━━━ MATERIAL SUPPLIED

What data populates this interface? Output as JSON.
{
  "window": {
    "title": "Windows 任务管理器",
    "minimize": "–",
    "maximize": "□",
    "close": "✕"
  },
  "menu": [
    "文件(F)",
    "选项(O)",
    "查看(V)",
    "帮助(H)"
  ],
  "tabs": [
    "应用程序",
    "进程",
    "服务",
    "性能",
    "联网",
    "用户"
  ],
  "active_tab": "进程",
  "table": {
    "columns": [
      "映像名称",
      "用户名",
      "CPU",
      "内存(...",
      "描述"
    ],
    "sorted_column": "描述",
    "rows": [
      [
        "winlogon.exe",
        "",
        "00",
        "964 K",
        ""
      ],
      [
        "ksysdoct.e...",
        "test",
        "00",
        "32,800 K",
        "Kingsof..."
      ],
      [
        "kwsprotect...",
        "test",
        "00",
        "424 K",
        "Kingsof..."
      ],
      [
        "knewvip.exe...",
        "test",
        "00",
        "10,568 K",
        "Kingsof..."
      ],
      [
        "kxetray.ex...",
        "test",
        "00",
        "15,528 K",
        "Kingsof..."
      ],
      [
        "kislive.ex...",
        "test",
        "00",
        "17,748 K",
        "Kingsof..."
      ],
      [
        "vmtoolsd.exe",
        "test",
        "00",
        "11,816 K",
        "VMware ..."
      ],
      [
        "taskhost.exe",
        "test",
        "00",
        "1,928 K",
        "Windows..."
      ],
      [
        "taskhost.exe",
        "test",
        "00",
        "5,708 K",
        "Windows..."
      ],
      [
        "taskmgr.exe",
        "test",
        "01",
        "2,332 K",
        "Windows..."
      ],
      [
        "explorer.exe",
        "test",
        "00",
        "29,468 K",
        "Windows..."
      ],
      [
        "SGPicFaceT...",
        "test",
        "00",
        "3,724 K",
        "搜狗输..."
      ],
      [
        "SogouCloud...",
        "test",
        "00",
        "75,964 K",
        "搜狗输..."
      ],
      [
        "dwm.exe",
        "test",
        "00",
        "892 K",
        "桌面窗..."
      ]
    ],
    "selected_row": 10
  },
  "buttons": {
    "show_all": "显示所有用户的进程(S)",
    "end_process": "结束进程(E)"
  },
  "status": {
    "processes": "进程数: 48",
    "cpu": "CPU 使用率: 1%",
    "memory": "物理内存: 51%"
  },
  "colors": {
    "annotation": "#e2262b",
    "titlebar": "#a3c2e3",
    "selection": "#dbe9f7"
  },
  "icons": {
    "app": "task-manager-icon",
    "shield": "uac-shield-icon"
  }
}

━━━━━━

**PROBLEM DETAILS:** Every entry should be printed again exactly as it stands.

**TASK ANSWER:**
What data populates this interface? Output as JSON.
{
  "window": {
    "title": "Windows 任务管理器",
    "minimize": "–",
    "maximize": "□",
    "close": "✕"
  },
  "menu": [
    "文件(F)",
    "选项(O)",
    "查看(V)",
    "帮助(H)"
  ],
  "tabs": [
    "应用程序",
    "进程",
    "服务",
    "性能",
    "联网",
    "用户"
  ],
  "active_tab": "进程",
  "table": {
    "columns": [
      "映像名称",
      "用户名",
      "CPU",
      "内存(...",
      "描述"
    ],
    "sorted_column": "描述",
    "rows": [
      [
        "winlogon.exe",
        "",
        "00",
        "964 K",
        ""
      ],
      [
        "ksysdoct.e...",
        "test",
        "00",
        "32,800 K",
        "Kingsof..."
      ],
      [
        "kwsprotect...",
        "test",
        "00",
        "424 K",
        "Kingsof..."
      ],
      [
        "knewvip.exe...",
        "test",
        "00",
        "10,568 K",
        "Kingsof..."
      ],
      [
        "kxetray.ex...",
        "test",
        "00",
        "15,528 K",
        "Kingsof..."
      ],
      [
        "kislive.ex...",
        "test",
        "00",
        "17,748 K",
        "Kingsof..."
      ],
      [
        "vmtoolsd.exe",
        "test",
        "00",
        "11,816 K",
        "VMware ..."
      ],
      [
        "taskhost.exe",
        "test",
        "00",
        "1,928 K",
        "Windows..."
      ],
      [
        "taskhost.exe",
        "test",
        "00",
        "5,708 K",
        "Windows..."
      ],
      [
        "taskmgr.exe",
        "test",
        "01",
        "2,332 K",
        "Windows..."
      ],
      [
        "explorer.exe",
        "test",
        "00",
        "29,468 K",
        "Windows..."
      ],
      [
        "SGPicFaceT...",
        "test",
        "00",
        "3,724 K",
        "搜狗输..."
      ],
      [
        "SogouCloud...",
        "test",
        "00",
        "75,964 K",
        "搜狗输..."
      ],
      [
        "dwm.exe",
        "test",
        "00",
        "892 K",
        "桌面窗..."
      ]
    ],
    "selected_row": 10
  },
  "buttons": {
    "show_all": "显示所有用户的进程(S)",
    "end_process": "结束进程(E)"
  },
  "status": {
    "processes": "进程数: 48",
    "cpu": "CPU 使用率: 1%",
    "memory": "物理内存: 51%"
  },
  "colors": {
    "annotation": "#e2262b",
    "titlebar": "#a3c2e3",
    "selection": "#dbe9f7"
  },
  "icons": {
    "app": "task-manager-icon",
    "shield": "uac-shield-icon"
  }
}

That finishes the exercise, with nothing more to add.